## WHAT THE TASK ASKS
Scan the entries below. List each line with "thus".

## RECORDS FOR THE EXERCISE
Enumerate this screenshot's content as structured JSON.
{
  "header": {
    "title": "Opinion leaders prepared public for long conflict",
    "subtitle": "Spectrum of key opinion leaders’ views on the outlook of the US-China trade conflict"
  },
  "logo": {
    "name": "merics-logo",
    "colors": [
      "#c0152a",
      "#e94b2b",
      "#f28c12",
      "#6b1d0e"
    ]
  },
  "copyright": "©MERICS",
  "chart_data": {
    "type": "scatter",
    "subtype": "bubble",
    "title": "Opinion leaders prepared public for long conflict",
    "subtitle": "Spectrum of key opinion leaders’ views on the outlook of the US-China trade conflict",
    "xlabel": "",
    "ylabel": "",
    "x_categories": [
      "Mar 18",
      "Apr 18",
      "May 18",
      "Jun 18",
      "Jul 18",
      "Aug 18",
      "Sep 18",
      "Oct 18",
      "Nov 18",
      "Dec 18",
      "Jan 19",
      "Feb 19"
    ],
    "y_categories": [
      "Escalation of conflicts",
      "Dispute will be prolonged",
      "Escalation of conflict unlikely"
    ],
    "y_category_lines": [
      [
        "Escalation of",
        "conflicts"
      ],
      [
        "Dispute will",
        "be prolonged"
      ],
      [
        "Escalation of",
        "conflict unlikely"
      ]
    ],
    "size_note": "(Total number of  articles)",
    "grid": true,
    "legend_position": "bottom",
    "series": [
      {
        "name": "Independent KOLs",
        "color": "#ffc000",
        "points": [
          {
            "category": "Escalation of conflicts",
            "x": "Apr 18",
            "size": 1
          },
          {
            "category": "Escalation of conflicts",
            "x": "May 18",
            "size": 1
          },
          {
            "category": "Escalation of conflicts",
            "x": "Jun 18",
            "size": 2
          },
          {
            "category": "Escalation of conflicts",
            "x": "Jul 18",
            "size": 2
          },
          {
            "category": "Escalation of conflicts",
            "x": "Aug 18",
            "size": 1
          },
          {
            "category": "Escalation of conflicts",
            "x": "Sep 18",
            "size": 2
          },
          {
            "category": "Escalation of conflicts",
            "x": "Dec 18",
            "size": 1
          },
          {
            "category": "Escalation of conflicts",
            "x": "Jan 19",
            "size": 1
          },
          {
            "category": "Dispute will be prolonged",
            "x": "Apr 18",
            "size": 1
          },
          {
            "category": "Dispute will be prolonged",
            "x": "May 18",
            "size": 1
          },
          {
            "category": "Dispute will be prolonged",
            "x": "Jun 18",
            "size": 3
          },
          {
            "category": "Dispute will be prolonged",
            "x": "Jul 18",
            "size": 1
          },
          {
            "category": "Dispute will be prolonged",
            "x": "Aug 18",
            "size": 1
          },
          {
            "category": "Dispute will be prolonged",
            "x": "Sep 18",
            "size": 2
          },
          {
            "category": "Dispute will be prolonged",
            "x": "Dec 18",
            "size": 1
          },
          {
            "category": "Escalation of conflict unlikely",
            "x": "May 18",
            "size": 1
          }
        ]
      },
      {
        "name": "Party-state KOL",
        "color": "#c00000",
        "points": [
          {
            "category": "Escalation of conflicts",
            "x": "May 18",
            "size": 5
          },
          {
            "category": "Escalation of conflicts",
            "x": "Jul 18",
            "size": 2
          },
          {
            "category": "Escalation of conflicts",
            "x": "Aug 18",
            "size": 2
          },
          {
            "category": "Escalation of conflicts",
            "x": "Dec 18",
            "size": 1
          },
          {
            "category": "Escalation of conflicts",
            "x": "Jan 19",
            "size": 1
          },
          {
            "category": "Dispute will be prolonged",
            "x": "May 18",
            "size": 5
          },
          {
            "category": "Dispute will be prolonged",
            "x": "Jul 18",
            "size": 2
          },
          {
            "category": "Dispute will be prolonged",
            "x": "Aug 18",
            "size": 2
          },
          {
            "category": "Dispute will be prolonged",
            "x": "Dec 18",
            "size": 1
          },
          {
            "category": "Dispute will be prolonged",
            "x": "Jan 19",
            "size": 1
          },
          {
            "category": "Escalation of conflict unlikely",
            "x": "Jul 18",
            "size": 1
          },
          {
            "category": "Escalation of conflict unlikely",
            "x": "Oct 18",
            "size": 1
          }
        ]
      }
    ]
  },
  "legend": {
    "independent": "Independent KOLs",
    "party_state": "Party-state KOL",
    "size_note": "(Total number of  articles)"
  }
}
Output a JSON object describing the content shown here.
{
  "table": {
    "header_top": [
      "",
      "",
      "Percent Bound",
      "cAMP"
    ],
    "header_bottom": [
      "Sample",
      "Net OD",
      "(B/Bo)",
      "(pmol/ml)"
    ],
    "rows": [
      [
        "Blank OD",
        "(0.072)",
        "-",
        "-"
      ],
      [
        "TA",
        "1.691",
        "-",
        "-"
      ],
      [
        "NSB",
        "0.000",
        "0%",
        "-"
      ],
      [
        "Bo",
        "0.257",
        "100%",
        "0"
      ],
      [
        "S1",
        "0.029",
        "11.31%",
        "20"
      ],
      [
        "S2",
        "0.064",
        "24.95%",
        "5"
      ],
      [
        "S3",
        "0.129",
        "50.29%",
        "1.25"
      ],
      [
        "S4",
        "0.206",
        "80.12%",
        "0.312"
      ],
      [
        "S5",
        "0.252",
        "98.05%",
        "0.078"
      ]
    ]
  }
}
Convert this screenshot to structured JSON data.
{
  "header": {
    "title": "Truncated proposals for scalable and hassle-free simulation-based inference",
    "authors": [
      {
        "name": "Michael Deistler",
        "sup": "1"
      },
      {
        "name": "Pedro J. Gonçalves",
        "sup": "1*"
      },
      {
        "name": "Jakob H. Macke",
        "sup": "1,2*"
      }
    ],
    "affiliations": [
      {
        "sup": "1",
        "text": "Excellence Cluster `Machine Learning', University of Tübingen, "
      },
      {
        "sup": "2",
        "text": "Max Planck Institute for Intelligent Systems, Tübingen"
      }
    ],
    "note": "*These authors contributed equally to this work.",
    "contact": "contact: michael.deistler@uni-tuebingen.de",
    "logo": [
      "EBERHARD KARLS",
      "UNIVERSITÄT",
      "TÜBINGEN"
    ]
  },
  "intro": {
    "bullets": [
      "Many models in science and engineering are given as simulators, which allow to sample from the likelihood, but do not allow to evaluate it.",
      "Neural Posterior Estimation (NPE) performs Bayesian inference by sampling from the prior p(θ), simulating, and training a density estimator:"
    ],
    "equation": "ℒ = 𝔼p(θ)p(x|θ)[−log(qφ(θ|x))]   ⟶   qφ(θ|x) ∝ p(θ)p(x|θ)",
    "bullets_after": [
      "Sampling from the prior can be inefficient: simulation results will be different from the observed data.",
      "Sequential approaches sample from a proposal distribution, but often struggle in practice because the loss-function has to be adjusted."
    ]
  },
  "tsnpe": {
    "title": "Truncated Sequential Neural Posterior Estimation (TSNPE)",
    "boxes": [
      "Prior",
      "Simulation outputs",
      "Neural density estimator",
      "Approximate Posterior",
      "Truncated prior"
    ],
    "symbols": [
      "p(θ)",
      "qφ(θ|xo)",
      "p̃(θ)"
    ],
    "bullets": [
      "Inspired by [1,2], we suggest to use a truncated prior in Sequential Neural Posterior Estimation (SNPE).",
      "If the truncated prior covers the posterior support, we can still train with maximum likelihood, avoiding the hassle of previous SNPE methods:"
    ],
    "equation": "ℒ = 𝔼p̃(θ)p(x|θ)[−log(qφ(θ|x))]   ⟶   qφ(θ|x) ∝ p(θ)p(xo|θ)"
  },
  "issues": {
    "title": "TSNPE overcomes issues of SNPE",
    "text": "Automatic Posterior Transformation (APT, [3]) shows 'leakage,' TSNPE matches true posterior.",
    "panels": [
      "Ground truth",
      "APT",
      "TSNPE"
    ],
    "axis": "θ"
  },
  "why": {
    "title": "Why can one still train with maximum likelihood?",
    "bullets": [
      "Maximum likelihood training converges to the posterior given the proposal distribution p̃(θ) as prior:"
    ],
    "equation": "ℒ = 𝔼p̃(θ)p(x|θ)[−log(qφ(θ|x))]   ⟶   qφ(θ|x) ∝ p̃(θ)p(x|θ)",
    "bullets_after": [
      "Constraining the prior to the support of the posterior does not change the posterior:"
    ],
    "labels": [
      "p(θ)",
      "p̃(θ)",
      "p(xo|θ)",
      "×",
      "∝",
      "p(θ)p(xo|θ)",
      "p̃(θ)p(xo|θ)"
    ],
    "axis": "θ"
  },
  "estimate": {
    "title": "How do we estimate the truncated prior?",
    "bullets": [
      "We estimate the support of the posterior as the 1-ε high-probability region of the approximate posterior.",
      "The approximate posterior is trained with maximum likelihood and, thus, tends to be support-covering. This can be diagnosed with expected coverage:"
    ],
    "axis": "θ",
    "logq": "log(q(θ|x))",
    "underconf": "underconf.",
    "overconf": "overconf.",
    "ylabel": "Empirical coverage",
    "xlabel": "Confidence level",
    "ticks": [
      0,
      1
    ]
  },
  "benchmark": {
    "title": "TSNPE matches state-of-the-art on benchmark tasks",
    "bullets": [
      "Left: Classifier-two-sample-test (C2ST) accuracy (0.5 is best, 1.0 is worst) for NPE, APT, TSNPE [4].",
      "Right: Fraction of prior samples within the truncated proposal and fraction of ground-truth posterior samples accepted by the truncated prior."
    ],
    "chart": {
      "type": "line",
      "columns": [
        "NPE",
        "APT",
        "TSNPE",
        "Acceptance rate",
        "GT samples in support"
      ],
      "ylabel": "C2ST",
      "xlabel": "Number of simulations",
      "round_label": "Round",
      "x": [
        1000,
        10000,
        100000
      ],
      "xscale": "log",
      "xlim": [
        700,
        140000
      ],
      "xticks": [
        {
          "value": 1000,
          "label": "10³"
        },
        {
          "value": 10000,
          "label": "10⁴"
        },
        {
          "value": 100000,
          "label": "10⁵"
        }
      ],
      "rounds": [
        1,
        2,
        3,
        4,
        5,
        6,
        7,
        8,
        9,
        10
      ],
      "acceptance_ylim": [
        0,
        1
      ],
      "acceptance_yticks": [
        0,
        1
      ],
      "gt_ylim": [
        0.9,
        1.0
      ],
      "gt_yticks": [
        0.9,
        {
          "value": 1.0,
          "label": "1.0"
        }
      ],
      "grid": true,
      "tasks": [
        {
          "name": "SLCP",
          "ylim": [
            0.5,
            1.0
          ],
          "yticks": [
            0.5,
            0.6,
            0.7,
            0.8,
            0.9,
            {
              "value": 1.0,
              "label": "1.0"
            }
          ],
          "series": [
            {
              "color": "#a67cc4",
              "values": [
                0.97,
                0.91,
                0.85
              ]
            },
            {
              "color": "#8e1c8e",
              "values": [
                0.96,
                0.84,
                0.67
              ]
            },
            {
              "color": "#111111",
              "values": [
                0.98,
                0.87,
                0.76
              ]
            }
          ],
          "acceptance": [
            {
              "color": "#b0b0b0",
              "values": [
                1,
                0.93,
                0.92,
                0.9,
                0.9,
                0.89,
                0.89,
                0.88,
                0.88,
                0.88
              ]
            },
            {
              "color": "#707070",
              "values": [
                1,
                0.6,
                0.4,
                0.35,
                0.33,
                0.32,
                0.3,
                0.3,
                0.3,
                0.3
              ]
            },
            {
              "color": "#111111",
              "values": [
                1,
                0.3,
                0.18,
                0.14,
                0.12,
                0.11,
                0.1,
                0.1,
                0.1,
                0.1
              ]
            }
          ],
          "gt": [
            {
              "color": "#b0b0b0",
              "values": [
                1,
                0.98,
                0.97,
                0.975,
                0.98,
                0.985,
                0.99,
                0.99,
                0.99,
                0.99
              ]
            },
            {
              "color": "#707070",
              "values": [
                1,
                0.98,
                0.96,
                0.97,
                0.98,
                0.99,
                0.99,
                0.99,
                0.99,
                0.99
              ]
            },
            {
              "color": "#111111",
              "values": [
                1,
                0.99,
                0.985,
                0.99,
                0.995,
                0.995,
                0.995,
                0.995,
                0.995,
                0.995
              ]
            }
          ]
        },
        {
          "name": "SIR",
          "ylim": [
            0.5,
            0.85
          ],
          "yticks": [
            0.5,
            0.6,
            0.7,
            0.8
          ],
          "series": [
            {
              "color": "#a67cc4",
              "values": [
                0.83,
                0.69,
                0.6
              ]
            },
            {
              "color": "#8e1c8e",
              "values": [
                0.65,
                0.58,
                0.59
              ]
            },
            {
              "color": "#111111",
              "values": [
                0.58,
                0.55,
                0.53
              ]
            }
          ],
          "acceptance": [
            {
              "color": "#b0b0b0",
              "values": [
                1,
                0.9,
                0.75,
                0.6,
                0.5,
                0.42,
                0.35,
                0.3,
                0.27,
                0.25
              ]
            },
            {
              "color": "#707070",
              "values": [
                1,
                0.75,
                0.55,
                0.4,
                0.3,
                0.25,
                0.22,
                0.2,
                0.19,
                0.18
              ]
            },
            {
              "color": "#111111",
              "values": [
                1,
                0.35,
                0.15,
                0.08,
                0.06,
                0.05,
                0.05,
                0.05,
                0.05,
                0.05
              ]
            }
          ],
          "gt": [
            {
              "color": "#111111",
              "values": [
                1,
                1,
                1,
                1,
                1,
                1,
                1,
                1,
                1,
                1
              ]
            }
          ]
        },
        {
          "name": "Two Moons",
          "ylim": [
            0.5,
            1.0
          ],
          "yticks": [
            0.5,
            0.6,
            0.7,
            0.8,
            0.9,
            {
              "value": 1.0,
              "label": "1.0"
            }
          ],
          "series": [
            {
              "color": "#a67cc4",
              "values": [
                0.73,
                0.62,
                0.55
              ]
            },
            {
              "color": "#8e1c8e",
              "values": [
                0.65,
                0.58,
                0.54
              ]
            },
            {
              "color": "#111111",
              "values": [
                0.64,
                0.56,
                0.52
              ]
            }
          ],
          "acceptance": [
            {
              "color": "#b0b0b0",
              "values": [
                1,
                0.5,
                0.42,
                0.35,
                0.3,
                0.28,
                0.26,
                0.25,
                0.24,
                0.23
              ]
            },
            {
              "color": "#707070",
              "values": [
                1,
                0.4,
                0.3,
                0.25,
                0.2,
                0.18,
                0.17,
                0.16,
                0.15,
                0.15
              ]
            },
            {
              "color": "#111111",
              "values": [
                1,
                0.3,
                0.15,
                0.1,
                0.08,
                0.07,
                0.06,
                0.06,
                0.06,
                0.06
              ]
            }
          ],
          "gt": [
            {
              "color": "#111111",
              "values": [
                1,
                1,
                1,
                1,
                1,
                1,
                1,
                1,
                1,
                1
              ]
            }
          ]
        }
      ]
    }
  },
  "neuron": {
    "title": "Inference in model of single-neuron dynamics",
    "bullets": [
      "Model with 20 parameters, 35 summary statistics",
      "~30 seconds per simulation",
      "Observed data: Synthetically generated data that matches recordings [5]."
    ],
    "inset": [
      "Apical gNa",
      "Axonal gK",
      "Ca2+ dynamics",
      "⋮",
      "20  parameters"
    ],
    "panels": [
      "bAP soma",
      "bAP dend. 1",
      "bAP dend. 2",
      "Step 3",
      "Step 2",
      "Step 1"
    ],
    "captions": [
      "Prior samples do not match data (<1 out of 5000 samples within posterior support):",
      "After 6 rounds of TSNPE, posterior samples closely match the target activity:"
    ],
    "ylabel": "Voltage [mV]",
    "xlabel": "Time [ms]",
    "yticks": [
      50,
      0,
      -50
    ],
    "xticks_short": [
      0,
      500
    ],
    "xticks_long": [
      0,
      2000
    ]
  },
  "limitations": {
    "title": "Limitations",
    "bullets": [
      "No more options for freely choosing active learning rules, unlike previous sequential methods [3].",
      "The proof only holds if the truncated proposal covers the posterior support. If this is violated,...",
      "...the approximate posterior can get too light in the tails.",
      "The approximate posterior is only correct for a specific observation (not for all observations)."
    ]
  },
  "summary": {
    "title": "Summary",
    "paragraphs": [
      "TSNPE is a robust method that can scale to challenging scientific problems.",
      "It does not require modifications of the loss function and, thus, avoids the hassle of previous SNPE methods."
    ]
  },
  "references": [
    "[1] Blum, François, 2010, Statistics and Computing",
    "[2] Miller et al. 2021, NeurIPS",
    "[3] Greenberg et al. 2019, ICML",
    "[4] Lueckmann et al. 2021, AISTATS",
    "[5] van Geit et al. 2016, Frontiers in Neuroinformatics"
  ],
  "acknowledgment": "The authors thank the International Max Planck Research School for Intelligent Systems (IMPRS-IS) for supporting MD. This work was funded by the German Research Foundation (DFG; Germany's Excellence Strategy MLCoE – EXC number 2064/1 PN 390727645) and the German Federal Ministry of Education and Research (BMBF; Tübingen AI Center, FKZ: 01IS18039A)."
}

## OUTPUT
      "The approximate posterior is trained with maximum likelihood and, thus, tends to be support-covering. This can be diagnosed with expected coverage:"
      "It does not require modifications of the loss function and, thus, avoids the hassle of previous SNPE methods."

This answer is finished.